Text shown:
----------------

32 bits in and out might be a challenge, just having 64 pins, but might not be needed anyways.
Enjoy!
Mike
cool. I was just trying to tease you, since you are the only one who did a 4-p1 board, and I like that you do them boards small, usually.
Sadly I still do not have any P1 running CP/M. Any news there of when I can order one Ramblade, or what is needed to do so?
It would be nice to have a running P1 version of CP/M, since I will try to tackle emulation of other processors next.
Enjoy!
Mike
Just checked - have a board half-built (ex Prop & RAM) and have both chips so I'll PM you
cool
On the streamer issue. P2<->P2 all depends upon what you are trying to do.
My favorite application is "same data," parallel compute. Compute time will greatly exceed transmission time... even at sysclock/10. So, very simple, bit banging with an 8 or 16 bit bus is all I need.
Chip:
I am all in for a P2x4x4. 16 bit bus. It will give growing brains a lot to think about... and it could be a wonderful way to move a lot of chips in a short time.
I thought about an 8x8, too. That might need 150 amps at 1.8V. We'd need a PC power supply with local switchers.
@rjo__ , different application.

----------------

Input data:
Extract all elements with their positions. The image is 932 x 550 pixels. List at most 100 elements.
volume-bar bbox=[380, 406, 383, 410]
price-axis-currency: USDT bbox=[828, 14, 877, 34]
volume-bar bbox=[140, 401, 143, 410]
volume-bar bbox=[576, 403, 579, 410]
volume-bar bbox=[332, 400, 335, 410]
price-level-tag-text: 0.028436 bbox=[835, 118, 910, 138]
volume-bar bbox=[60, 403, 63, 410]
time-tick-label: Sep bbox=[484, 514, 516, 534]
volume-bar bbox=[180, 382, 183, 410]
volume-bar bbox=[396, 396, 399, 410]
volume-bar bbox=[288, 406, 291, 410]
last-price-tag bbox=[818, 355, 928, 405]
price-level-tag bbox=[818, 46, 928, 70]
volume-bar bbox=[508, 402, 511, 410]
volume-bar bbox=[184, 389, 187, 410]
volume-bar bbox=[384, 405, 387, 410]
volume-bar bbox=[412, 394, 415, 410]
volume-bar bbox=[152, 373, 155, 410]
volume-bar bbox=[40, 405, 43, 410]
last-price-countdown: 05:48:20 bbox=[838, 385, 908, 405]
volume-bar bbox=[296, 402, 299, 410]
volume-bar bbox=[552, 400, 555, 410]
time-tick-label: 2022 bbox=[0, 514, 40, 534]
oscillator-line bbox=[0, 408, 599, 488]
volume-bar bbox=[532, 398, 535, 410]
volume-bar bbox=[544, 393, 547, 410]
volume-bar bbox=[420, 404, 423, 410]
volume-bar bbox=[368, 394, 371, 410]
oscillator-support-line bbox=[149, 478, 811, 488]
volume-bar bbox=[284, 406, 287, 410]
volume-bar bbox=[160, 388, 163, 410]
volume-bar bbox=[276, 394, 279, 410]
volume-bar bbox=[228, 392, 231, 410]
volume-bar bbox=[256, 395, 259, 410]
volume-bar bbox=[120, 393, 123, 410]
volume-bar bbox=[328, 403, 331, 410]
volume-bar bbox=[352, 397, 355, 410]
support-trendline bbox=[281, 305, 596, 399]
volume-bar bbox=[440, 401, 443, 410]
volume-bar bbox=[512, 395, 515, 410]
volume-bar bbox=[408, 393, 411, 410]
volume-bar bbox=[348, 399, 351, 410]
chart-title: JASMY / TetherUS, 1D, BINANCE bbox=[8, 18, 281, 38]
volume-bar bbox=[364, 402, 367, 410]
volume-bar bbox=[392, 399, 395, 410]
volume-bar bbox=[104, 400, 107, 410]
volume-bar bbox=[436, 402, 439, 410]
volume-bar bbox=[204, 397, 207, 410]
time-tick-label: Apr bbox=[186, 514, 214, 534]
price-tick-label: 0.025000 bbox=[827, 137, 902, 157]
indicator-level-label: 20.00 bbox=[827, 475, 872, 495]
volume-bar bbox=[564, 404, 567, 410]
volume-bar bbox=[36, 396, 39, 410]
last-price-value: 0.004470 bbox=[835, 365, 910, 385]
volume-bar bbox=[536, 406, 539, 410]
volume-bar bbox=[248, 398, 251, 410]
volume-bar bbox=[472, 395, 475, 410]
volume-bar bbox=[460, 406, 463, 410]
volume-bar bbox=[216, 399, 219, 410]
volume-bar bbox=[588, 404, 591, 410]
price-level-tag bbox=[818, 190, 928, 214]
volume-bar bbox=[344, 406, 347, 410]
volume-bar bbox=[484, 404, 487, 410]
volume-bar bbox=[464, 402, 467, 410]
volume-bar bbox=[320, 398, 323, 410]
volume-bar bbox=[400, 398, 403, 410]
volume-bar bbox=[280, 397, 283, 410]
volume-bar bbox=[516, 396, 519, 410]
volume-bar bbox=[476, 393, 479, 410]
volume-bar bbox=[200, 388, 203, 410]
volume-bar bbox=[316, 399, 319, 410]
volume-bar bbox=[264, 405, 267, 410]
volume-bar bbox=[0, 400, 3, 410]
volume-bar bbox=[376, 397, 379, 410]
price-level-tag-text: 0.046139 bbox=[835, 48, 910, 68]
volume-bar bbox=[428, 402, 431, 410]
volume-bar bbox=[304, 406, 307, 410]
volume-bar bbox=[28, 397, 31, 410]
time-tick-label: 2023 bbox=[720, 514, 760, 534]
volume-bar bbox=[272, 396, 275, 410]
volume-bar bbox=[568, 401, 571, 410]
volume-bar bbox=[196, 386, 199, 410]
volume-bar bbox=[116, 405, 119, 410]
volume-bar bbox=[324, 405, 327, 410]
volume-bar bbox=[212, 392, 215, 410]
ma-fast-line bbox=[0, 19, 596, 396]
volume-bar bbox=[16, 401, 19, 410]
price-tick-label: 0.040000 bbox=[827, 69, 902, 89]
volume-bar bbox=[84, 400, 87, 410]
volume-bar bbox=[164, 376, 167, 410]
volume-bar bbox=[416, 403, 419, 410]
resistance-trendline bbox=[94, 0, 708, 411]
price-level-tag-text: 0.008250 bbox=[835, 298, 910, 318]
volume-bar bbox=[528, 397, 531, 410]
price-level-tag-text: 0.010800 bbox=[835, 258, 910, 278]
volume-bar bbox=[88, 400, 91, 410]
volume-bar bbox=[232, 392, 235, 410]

----------------

Goal of the exercise:
Summarize the forum thread above in two sentences.

Solution to this exercise:
Mike still has no P1 running CP/M and asks when a Ramblade can be ordered; a reply reports a half-built board plus both chips and promises a private message. On the streamer issue, another poster says P2-to-P2 needs depend on the application, favors "same data" parallel compute where simple bit banging on an 8- or 16-bit bus is enough, and backs a P2x4x4 with a 16-bit bus, noting that an 8x8 might need 150 amps at 1.8V.